* Begin SUPPLIED PASSAGE *

Economists and traders keep looking for the turning point in employment when it turns positive and stays positive.  Some had expected February to be the month—until severe snow storms hit major sections of the U.S.  Payroll jobs slipped in February—but would they have been positive without the adverse weather'  That debate rages on.  While the employment situation is uncertain, it strongly appears that manufacturing and construction are headed in opposite directions.


 

Recap of US Markets


 

STOCKS

This past week there was a steady barrage of economic indicators that mostly topped expectations—though generally by modest amounts.  Nonetheless, the cumulative effect was to lift equities significantly—especially for small caps.  At the start of the week, personal income was soft but the wages & salaries component posted a notable gain, trumping the ISM manufacturing index coming in a little below expectations.  Motor vehicle sales edged down but the modest decline was seen as a win, given how hard snow storms cut into showroom traffic.  ADP employment for February was down but only marginally—setting up hopes for a good payroll number on Friday.  The ISM non-manufacturing index unexpectedly moved higher into positive territory.

* End SUPPLIED PASSAGE *
* Begin MATERIAL SHOWN *

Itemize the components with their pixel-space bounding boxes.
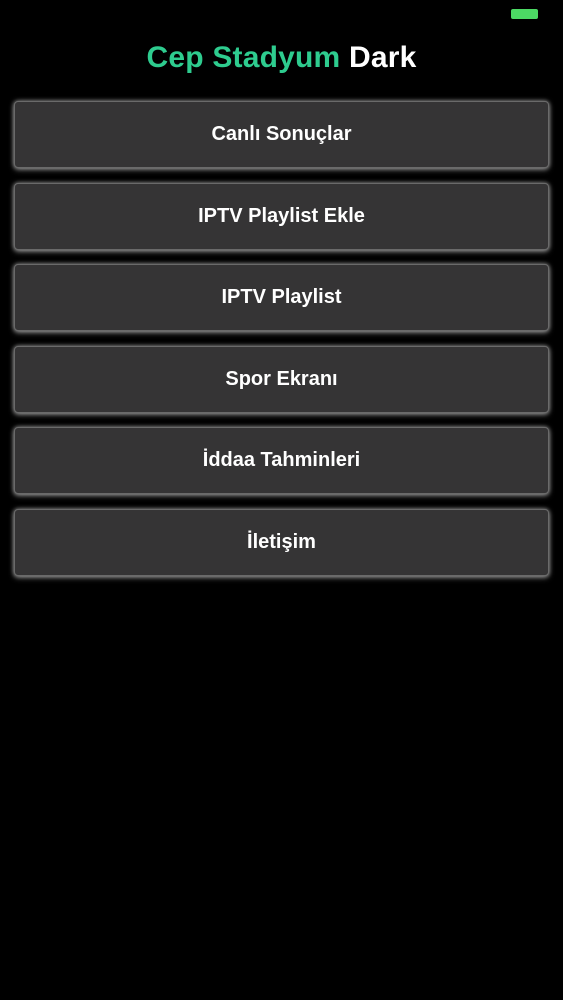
sports-screen-button[interactable]: Spor Ekranı xyxy=(14,345,549,413)
iptv-playlist-button[interactable]: IPTV Playlist xyxy=(14,264,549,332)
contact-button[interactable]: İletişim xyxy=(14,508,549,576)
add-iptv-playlist-button[interactable]: IPTV Playlist Ekle xyxy=(14,182,549,250)
battery-icon xyxy=(511,9,538,19)
betting-predictions-button[interactable]: İddaa Tahminleri xyxy=(14,427,549,495)
main-menu: Canlı Sonuçlar IPTV Playlist Ekle IPTV P… xyxy=(14,101,549,591)
page-title: Cep Stadyum Dark xyxy=(0,38,563,78)
status-bar xyxy=(0,0,563,30)
title-suffix: Dark xyxy=(348,41,417,74)
title-brand: Cep Stadyum xyxy=(146,41,341,74)
live-scores-button[interactable]: Canlı Sonuçlar xyxy=(14,101,549,168)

* End MATERIAL SHOWN *

> **SET OF TASKS**:
a - Answer these questions from the employment and markets commentary:
(i) What hit major sections of the U.S. in February?
(ii) Which two sectors appear headed in opposite directions?
(iii) Which ISM index unexpectedly moved higher into positive territory?
b - Transcribe every line of the entries word for word. Leave the picture out of your answer.
The employment and markets commentary has no connection to the entries.

> **ANSWERS GIVEN**:
a -
(i) Severe snow storms
(ii) Manufacturing and construction
(iii) The ISM non-manufacturing index

b -
Itemize the components with their pixel-space bounding boxes.
sports-screen-button[interactable]: Spor Ekranı xyxy=(14,345,549,413)
iptv-playlist-button[interactable]: IPTV Playlist xyxy=(14,264,549,332)
contact-button[interactable]: İletişim xyxy=(14,508,549,576)
add-iptv-playlist-button[interactable]: IPTV Playlist Ekle xyxy=(14,182,549,250)
battery-icon xyxy=(511,9,538,19)
betting-predictions-button[interactable]: İddaa Tahminleri xyxy=(14,427,549,495)
main-menu: Canlı Sonuçlar IPTV Playlist Ekle IPTV P… xyxy=(14,101,549,591)
page-title: Cep Stadyum Dark xyxy=(0,38,563,78)
status-bar xyxy=(0,0,563,30)
title-suffix: Dark xyxy=(348,41,417,74)
title-brand: Cep Stadyum xyxy=(146,41,341,74)
live-scores-button[interactable]: Canlı Sonuçlar xyxy=(14,101,549,168)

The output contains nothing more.